**ÉNONCÉ ÉCRIT A:** Recopiez fidèlement, s'il vous plaît, le passage de l'extrait sur le SR-71 qui commence aux mots « Le SR-71 décollait » et s'arrête après les mots « l’étanchéité des réservoirs. ».

**EXTRAIT À LIRE:**

Le SR-71 décollait les réservoirs de carburant bien loin d’être remplis afin d’améliorer les performances mais aussi pour avoir une faible masse au décollage (MTOW ou Maximum Take-Off Weight) et réduire les contraintes sur la structure en cas d’atterrissage d’urgence. Dans le même ordre d’idées, les trains étaient rapidement rentrés sitôt l’avion en vol.

Un premier ravitaillement se déroulait en général à l’altitude de 24000 ft (soit 7300 m) à Mach 0.9. Les ravitaillements suivants s’effectuaient après une pointe de vitesse à Mach 3 qui permettait à la structure de l’avion de se dilater et d’assurer ainsi l’étanchéité des réservoirs.

Les SR-71 furent mis à la retraite en 1990…Le #64-17960 fut l’auteur du dernier vol officiel pour l’US Air Force le 26 janvier 1990. Restaient alors les vols vers les musées pour une retraite bien méritée !

Ainsi, le 12 février 1990, le Blackbird ♯64-17968 fut retiré du service après 2279 heures de vol. Le 26 avril 1971, ce SR-71 avait effectué un test d’endurance parcourant 15 000 miles (soit environ 24 000 km) en 10 heures 30 minutes. Les réacteurs J58-JT11D-20 et la cellule avaient été éprouvés lors de ce vol (…l’équipage aussi sans doute !). Cinq ravitaillements en vol furent nécessaires.

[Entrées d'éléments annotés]
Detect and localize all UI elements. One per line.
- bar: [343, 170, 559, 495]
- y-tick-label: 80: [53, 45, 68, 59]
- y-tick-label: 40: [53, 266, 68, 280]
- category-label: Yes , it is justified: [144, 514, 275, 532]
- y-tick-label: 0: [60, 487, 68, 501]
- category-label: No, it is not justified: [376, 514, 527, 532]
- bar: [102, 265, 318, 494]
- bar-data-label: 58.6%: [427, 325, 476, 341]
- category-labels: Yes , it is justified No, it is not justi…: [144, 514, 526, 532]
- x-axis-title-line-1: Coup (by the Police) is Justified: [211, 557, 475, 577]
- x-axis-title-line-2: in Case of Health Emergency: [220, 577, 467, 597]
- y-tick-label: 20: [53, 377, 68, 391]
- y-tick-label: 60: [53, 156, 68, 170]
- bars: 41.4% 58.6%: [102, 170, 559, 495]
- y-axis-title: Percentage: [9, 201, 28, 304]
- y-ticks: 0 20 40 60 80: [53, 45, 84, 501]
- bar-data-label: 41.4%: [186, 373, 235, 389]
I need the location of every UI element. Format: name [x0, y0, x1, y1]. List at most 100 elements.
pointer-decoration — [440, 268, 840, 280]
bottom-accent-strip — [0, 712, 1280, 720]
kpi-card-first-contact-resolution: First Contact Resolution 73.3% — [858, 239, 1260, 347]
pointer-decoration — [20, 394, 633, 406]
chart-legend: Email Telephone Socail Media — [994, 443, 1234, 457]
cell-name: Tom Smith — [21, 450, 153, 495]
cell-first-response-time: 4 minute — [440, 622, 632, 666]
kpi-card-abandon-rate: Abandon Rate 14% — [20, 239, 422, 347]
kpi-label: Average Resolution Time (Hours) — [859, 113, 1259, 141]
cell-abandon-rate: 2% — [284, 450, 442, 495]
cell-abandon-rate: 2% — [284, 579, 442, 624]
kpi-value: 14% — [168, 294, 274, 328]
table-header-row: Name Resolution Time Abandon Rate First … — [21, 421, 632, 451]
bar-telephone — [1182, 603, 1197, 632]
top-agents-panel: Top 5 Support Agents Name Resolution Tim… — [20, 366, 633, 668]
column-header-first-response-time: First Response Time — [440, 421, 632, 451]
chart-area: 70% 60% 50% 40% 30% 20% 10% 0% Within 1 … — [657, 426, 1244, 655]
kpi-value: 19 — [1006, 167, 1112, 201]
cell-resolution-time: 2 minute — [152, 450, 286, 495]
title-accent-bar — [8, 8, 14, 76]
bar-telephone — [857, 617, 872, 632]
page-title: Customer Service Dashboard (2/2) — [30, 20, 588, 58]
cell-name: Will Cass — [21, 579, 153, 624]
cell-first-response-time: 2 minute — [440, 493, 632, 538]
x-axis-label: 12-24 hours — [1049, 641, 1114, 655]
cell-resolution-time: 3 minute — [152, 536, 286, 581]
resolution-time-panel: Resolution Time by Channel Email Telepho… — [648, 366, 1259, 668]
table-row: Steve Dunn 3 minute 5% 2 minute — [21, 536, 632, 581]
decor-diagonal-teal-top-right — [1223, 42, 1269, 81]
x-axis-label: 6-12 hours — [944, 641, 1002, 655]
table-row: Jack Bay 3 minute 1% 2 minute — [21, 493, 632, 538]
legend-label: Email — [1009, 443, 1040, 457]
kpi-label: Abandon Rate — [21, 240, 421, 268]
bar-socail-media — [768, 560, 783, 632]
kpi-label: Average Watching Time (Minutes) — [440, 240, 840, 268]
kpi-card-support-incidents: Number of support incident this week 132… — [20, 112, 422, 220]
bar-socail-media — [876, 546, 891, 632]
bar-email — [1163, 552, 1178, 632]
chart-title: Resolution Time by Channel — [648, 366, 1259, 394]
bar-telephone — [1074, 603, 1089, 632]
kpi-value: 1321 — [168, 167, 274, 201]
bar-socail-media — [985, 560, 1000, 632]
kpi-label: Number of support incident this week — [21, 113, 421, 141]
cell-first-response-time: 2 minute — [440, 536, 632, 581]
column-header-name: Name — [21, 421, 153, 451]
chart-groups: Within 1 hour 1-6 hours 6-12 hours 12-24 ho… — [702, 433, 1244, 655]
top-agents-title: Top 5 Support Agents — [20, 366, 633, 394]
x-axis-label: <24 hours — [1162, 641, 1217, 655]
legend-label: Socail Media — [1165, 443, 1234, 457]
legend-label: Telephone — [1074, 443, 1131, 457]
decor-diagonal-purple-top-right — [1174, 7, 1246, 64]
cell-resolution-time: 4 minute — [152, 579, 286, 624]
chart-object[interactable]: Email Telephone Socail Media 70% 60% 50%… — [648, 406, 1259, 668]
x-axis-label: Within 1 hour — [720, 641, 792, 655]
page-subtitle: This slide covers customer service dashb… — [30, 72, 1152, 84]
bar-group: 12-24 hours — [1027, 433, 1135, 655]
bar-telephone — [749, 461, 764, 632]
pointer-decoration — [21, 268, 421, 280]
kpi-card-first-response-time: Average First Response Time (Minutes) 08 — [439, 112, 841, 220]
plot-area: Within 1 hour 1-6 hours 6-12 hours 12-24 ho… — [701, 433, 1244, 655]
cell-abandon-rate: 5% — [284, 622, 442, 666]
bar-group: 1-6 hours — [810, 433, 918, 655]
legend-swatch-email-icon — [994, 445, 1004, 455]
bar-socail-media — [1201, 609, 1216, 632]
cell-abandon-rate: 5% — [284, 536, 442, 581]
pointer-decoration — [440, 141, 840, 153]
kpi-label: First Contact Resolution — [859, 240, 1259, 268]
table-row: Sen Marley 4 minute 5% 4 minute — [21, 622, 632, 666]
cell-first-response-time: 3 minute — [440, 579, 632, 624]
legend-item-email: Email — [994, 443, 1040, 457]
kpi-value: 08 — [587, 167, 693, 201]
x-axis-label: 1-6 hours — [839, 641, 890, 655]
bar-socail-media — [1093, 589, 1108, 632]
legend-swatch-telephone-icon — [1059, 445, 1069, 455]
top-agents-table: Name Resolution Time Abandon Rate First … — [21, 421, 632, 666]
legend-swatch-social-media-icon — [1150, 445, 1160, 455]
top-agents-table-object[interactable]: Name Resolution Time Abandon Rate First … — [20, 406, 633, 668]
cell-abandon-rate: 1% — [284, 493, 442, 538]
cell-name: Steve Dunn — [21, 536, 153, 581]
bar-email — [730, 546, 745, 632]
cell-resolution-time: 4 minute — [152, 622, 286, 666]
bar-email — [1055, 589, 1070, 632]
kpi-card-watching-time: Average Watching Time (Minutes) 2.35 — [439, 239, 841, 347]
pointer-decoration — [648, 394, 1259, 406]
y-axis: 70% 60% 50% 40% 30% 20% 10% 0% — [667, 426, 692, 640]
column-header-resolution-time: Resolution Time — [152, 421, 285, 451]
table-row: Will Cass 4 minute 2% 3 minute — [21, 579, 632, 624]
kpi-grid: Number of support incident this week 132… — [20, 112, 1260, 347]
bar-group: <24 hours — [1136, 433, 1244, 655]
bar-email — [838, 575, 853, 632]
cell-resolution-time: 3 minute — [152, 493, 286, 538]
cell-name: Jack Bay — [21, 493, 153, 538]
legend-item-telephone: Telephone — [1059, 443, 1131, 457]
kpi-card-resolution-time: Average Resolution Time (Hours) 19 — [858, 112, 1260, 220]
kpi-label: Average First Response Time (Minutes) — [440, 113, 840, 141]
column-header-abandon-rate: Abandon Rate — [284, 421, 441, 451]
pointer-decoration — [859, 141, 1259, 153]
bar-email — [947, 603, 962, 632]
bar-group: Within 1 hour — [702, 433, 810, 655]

**ÉNONCÉ ÉCRIT B:** Mettez à jour les lignes du listing, du début du listing jusqu'à la ligne contenant « - y-axis-title: Percentage: [9, 201, 28, 304] » incluse, en remplaçant « Percentage » par « Share ». Ne modifiez rien d'autre et ne donnez que ces lignes.

**CORRIGÉ DE L'EXERCICE A:**
Le SR-71 décollait les réservoirs de carburant bien loin d’être remplis afin d’améliorer les performances mais aussi pour avoir une faible masse au décollage (MTOW ou Maximum Take-Off Weight) et réduire les contraintes sur la structure en cas d’atterrissage d’urgence. Dans le même ordre d’idées, les trains étaient rapidement rentrés sitôt l’avion en vol.

Un premier ravitaillement se déroulait en général à l’altitude de 24000 ft (soit 7300 m) à Mach 0.9. Les ravitaillements suivants s’effectuaient après une pointe de vitesse à Mach 3 qui permettait à la structure de l’avion de se dilater et d’assurer ainsi l’étanchéité des réservoirs.

**CORRIGÉ DE L'EXERCICE B:**
Detect and localize all UI elements. One per line.
- bar: [343, 170, 559, 495]
- y-tick-label: 80: [53, 45, 68, 59]
- y-tick-label: 40: [53, 266, 68, 280]
- category-label: Yes , it is justified: [144, 514, 275, 532]
- y-tick-label: 0: [60, 487, 68, 501]
- category-label: No, it is not justified: [376, 514, 527, 532]
- bar: [102, 265, 318, 494]
- bar-data-label: 58.6%: [427, 325, 476, 341]
- category-labels: Yes , it is justified No, it is not justi…: [144, 514, 526, 532]
- x-axis-title-line-1: Coup (by the Police) is Justified: [211, 557, 475, 577]
- x-axis-title-line-2: in Case of Health Emergency: [220, 577, 467, 597]
- y-tick-label: 20: [53, 377, 68, 391]
- y-tick-label: 60: [53, 156, 68, 170]
- bars: 41.4% 58.6%: [102, 170, 559, 495]
- y-axis-title: Share: [9, 201, 28, 304]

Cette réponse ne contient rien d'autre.